#### JOB
Find the string "Kanrawee" in the records. Copy every line it appears in.

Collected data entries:
* begin *
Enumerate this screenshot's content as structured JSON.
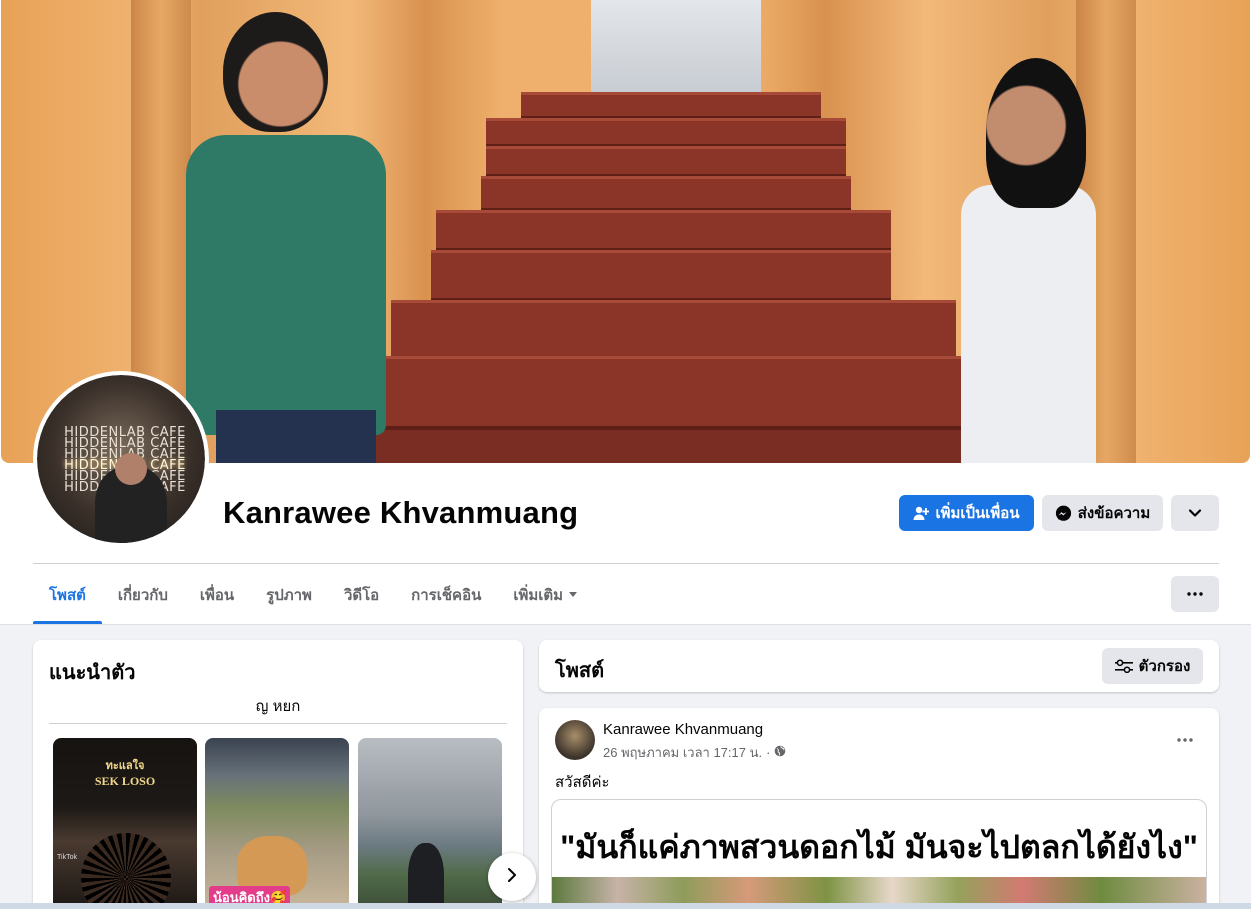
{
  "profile": {
    "name": "Kanrawee Khvanmuang",
    "cover_photo_desc": "cover-photo",
    "avatar_sign_lines": [
      "HIDDENLAB CAFE",
      "HIDDENLAB CAFE",
      "HIDDENLAB CAFE",
      "HIDDENLAB CAFE",
      "HIDDENLAB CAFE",
      "HIDDENLAB CAFE"
    ]
  },
  "actions": {
    "add_friend": "เพิ่มเป็นเพื่อน",
    "message": "ส่งข้อความ",
    "primary_color": "#1b74e4"
  },
  "tabs": [
    {
      "label": "โพสต์",
      "active": true
    },
    {
      "label": "เกี่ยวกับ"
    },
    {
      "label": "เพื่อน"
    },
    {
      "label": "รูปภาพ"
    },
    {
      "label": "วิดีโอ"
    },
    {
      "label": "การเช็คอิน"
    },
    {
      "label": "เพิ่มเติม"
    }
  ],
  "intro": {
    "title": "แนะนำตัว",
    "bio": "ญ หยก",
    "stories": [
      {
        "title": "ทะแลใจ",
        "subtitle": "SEK LOSO",
        "watermark": "TikTok"
      },
      {
        "caption": "น้อนคิดถึง🥰"
      },
      {}
    ]
  },
  "posts_header": {
    "title": "โพสต์",
    "filter_label": "ตัวกรอง"
  },
  "post": {
    "author": "Kanrawee Khvanmuang",
    "date": "26 พฤษภาคม เวลา 17:17 น.",
    "separator": "·",
    "audience_icon": "globe-icon",
    "text": "สวัสดีค่ะ",
    "quote": "\"มันก็แค่ภาพสวนดอกไม้ มันจะไปตลกได้ยังไง\""
  }
}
* end *
#### RESPONSE FOR THIS EXERCISE
    "name": "Kanrawee Khvanmuang",
    "author": "Kanrawee Khvanmuang",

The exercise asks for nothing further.